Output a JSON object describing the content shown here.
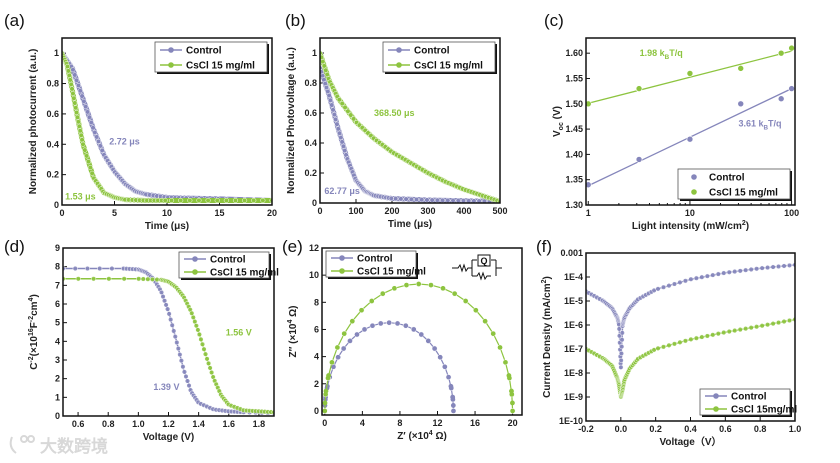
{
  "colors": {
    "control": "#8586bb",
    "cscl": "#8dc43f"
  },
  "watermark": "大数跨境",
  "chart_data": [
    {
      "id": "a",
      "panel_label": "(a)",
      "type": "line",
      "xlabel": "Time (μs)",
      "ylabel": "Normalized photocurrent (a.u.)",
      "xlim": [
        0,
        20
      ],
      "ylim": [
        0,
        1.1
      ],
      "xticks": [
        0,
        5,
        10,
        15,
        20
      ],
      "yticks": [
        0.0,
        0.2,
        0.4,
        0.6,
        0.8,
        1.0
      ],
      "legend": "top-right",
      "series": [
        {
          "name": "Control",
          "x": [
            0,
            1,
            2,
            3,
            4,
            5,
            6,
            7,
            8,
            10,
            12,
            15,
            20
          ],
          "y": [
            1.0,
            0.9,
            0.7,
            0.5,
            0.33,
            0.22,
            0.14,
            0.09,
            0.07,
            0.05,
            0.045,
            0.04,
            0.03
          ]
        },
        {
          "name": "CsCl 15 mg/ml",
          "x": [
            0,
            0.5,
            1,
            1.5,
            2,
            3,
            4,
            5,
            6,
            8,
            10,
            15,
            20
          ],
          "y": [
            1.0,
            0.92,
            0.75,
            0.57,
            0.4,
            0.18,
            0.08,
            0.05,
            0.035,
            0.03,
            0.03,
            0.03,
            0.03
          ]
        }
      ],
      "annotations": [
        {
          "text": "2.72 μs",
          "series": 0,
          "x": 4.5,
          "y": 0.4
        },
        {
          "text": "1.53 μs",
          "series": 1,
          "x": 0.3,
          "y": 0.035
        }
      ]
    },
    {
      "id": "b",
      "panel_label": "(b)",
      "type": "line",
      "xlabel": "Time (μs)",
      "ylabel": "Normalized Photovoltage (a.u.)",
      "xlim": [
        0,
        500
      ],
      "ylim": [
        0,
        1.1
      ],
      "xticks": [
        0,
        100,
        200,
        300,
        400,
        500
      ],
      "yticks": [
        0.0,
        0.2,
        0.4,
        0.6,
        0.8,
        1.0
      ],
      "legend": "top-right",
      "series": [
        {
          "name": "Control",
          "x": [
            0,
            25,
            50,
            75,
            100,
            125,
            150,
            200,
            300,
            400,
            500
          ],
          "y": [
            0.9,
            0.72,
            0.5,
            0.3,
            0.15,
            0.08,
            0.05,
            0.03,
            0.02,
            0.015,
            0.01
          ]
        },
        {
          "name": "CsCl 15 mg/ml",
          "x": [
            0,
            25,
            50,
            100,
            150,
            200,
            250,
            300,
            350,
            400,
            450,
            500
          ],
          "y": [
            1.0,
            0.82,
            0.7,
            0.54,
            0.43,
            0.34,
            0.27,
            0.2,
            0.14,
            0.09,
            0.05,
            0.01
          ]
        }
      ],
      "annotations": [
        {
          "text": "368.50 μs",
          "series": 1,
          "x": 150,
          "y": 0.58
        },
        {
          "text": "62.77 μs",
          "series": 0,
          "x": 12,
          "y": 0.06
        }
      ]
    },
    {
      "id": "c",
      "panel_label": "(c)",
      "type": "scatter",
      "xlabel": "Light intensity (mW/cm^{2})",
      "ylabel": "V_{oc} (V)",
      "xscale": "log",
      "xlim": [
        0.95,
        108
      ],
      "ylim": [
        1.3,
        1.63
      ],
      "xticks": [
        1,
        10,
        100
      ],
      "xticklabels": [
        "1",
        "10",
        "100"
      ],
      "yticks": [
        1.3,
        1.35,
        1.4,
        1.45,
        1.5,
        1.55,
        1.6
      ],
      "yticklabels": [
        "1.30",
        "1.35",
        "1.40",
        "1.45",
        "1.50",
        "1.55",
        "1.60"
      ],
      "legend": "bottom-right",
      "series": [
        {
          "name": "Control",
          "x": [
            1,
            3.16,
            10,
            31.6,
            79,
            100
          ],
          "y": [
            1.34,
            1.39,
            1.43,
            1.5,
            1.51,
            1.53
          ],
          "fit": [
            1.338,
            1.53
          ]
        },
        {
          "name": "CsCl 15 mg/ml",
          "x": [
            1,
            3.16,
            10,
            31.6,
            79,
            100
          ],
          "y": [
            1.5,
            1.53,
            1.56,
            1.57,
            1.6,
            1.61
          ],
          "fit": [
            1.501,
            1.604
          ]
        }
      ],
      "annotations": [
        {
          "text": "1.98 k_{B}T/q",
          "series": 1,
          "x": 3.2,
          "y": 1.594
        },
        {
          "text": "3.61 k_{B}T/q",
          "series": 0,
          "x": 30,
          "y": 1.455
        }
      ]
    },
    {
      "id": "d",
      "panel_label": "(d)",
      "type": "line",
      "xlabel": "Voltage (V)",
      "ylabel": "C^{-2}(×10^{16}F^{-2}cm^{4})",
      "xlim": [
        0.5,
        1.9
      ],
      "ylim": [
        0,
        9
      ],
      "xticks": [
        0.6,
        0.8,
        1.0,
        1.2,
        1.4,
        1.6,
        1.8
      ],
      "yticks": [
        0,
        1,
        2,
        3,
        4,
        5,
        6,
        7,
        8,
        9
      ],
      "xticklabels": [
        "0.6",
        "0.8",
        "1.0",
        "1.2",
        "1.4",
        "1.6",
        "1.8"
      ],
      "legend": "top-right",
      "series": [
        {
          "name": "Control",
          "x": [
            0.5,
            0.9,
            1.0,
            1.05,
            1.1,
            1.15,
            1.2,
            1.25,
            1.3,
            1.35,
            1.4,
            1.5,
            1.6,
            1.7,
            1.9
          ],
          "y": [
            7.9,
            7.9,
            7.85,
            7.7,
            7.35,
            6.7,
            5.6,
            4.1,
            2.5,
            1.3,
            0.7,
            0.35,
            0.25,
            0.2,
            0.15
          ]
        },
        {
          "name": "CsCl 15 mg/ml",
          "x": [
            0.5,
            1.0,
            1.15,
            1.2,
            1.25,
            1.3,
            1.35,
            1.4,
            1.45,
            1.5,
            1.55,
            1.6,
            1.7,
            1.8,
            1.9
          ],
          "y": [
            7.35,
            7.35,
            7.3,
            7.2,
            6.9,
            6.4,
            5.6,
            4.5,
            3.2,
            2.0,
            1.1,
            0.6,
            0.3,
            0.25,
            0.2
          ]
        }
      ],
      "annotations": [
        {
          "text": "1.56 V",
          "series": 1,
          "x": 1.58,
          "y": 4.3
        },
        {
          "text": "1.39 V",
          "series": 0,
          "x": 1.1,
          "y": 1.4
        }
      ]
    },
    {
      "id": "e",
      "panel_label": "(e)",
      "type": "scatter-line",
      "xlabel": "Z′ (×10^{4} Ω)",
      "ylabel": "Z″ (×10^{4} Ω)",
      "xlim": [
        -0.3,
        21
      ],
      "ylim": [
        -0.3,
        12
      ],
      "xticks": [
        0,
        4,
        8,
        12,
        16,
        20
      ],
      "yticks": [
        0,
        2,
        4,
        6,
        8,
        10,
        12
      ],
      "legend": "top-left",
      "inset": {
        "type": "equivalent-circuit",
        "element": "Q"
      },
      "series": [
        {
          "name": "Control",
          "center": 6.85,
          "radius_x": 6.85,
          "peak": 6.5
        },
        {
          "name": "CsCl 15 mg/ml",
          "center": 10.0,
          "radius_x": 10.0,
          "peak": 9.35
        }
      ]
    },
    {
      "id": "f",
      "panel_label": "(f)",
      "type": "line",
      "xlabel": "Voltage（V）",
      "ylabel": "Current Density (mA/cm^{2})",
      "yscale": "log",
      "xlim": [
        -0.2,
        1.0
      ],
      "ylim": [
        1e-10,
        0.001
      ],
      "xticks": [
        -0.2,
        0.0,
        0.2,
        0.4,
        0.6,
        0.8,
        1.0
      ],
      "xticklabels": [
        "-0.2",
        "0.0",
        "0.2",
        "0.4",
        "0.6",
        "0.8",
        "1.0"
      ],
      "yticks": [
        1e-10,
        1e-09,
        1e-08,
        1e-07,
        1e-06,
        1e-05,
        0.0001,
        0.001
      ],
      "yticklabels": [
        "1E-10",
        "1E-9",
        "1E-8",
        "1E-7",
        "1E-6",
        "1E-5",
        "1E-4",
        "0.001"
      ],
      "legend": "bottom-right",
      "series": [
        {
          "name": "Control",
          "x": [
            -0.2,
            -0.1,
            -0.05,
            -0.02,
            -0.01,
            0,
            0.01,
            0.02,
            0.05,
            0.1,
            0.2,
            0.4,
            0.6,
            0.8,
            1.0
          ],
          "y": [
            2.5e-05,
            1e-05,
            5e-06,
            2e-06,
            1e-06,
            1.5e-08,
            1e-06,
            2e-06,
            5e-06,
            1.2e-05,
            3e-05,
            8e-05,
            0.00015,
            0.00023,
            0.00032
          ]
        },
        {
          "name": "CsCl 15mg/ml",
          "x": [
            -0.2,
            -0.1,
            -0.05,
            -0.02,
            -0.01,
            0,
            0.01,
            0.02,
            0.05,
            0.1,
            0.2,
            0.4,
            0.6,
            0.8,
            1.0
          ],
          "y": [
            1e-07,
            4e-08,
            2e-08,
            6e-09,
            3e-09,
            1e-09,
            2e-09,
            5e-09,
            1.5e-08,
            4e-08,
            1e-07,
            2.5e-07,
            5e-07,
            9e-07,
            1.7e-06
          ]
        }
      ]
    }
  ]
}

STATED PROBLEM:
Find the lines above that include the string "xlabel" and copy them.

THE ANSWER:
      "xlabel": "Time (μs)",
      "xlabel": "Time (μs)",
      "xlabel": "Light intensity (mW/cm^{2})",
      "xlabel": "Voltage (V)",
      "xlabel": "Z′ (×10^{4} Ω)",
      "xlabel": "Voltage（V）",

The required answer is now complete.